▸ Task goal
Write out precisely the lines beginning with the line that contains "Enumerate this screenshot's" and ending with the last line of the entries, and no other lines.

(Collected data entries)
★ ★ ★ ★
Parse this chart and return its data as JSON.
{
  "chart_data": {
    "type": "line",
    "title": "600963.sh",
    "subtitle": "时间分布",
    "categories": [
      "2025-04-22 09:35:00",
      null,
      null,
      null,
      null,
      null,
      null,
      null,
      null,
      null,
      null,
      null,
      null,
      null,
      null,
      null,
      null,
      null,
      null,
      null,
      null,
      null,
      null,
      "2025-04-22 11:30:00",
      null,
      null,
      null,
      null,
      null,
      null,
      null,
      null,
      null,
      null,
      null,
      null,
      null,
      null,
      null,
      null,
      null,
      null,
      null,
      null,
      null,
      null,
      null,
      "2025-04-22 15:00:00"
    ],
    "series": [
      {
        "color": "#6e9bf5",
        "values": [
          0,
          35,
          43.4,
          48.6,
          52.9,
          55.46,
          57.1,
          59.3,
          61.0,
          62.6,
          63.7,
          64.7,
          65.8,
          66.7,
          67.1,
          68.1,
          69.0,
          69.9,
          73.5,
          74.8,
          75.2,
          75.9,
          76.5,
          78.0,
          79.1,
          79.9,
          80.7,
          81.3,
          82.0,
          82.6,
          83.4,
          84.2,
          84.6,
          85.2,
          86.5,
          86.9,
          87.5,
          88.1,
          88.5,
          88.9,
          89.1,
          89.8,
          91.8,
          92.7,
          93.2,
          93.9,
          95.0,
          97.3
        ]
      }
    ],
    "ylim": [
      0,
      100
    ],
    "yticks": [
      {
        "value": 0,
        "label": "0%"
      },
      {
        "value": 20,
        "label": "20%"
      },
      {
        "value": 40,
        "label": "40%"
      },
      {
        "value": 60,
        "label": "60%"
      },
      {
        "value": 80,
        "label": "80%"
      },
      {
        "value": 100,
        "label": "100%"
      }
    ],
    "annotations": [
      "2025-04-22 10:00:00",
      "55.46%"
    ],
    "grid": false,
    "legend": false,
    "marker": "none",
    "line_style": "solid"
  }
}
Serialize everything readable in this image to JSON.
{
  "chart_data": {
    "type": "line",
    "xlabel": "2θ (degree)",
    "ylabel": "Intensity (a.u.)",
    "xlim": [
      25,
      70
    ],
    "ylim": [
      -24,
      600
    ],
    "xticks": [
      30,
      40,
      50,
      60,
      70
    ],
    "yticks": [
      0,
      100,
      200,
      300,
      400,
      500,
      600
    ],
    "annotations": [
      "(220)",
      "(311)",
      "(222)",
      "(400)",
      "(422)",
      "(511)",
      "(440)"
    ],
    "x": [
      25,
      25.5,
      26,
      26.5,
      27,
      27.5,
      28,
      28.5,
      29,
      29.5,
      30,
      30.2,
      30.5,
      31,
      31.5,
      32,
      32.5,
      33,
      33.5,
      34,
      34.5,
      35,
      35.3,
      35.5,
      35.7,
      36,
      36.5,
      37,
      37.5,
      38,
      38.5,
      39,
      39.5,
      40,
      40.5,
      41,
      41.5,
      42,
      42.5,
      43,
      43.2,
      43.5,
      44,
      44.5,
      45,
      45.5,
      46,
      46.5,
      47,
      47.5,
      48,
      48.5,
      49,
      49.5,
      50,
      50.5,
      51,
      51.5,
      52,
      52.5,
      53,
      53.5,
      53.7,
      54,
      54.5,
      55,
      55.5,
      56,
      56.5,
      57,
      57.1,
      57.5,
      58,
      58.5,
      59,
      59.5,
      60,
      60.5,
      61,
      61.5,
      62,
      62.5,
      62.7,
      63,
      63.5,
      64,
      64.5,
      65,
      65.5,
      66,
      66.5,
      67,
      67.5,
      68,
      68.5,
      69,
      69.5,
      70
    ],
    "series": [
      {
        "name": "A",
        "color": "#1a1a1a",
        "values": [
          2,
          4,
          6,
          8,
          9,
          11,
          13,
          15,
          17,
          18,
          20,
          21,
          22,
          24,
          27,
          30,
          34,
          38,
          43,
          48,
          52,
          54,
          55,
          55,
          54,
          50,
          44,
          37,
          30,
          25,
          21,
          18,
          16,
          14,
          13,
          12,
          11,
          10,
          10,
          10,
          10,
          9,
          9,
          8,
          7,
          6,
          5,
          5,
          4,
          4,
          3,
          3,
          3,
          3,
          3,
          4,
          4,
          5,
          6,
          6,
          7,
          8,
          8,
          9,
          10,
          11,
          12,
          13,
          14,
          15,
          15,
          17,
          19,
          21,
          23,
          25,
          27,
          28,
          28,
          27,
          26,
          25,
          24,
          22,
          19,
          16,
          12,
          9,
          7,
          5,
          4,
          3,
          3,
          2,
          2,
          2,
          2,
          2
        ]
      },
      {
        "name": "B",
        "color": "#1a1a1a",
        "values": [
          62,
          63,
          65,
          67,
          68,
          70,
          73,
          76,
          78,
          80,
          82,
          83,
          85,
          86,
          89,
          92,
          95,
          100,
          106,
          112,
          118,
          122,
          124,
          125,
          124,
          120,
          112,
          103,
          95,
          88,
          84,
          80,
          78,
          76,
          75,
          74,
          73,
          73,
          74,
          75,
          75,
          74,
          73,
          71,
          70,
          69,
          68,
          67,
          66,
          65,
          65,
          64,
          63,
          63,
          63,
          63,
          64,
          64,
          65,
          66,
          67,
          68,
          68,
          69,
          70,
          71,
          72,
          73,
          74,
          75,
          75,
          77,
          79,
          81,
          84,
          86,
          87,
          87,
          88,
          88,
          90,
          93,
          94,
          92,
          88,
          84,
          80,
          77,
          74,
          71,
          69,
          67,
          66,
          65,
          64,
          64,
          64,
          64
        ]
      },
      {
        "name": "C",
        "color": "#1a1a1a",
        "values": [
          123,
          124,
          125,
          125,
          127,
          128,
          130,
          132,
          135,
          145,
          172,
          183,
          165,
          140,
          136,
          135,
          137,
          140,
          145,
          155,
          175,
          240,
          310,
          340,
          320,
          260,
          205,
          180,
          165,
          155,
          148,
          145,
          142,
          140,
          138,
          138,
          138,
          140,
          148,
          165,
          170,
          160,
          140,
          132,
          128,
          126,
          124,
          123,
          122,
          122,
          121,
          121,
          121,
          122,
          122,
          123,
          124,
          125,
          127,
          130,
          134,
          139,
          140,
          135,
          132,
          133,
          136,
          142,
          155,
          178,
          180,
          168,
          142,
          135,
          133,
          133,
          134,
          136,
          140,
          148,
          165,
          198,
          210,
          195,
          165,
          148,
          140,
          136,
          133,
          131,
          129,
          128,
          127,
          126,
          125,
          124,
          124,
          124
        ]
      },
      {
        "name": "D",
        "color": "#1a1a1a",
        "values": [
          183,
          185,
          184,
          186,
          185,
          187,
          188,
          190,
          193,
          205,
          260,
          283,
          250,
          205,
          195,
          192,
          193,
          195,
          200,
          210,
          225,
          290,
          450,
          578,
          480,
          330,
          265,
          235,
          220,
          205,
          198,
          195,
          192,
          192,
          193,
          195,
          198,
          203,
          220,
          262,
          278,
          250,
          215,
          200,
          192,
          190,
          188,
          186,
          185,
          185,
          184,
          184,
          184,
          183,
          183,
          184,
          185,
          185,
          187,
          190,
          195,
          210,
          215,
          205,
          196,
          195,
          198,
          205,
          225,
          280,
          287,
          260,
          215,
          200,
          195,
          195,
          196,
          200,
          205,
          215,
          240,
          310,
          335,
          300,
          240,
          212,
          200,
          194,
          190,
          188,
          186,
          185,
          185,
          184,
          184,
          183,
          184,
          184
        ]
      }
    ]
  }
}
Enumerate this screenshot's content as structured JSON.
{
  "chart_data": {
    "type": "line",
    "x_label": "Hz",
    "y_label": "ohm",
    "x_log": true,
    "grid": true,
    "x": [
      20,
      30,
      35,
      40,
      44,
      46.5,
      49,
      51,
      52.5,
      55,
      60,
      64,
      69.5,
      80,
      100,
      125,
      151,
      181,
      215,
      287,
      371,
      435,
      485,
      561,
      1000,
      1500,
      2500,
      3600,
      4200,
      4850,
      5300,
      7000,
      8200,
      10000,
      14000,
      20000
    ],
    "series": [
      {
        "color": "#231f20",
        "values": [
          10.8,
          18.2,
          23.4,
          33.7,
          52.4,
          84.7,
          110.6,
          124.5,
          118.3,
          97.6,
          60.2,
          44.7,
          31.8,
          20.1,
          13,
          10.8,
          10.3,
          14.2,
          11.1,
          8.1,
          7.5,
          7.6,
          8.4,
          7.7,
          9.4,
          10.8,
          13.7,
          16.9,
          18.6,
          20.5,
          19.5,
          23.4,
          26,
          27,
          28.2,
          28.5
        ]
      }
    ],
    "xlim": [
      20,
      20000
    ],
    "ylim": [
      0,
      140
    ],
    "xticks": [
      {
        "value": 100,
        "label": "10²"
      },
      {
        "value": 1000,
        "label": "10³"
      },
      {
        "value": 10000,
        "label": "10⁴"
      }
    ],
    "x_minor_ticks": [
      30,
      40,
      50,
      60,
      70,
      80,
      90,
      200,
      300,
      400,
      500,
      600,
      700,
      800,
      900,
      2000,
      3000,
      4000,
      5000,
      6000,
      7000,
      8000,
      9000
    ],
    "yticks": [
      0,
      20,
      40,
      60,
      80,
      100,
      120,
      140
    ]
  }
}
★ ★ ★ ★
▸ Answer to the task
Enumerate this screenshot's content as structured JSON.
{
  "chart_data": {
    "type": "line",
    "x_label": "Hz",
    "y_label": "ohm",
    "x_log": true,
    "grid": true,
    "x": [
      20,
      30,
      35,
      40,
      44,
      46.5,
      49,
      51,
      52.5,
      55,
      60,
      64,
      69.5,
      80,
      100,
      125,
      151,
      181,
      215,
      287,
      371,
      435,
      485,
      561,
      1000,
      1500,
      2500,
      3600,
      4200,
      4850,
      5300,
      7000,
      8200,
      10000,
      14000,
      20000
    ],
    "series": [
      {
        "color": "#231f20",
        "values": [
          10.8,
          18.2,
          23.4,
          33.7,
          52.4,
          84.7,
          110.6,
          124.5,
          118.3,
          97.6,
          60.2,
          44.7,
          31.8,
          20.1,
          13,
          10.8,
          10.3,
          14.2,
          11.1,
          8.1,
          7.5,
          7.6,
          8.4,
          7.7,
          9.4,
          10.8,
          13.7,
          16.9,
          18.6,
          20.5,
          19.5,
          23.4,
          26,
          27,
          28.2,
          28.5
        ]
      }
    ],
    "xlim": [
      20,
      20000
    ],
    "ylim": [
      0,
      140
    ],
    "xticks": [
      {
        "value": 100,
        "label": "10²"
      },
      {
        "value": 1000,
        "label": "10³"
      },
      {
        "value": 10000,
        "label": "10⁴"
      }
    ],
    "x_minor_ticks": [
      30,
      40,
      50,
      60,
      70,
      80,
      90,
      200,
      300,
      400,
      500,
      600,
      700,
      800,
      900,
      2000,
      3000,
      4000,
      5000,
      6000,
      7000,
      8000,
      9000
    ],
    "yticks": [
      0,
      20,
      40,
      60,
      80,
      100,
      120,
      140
    ]
  }
}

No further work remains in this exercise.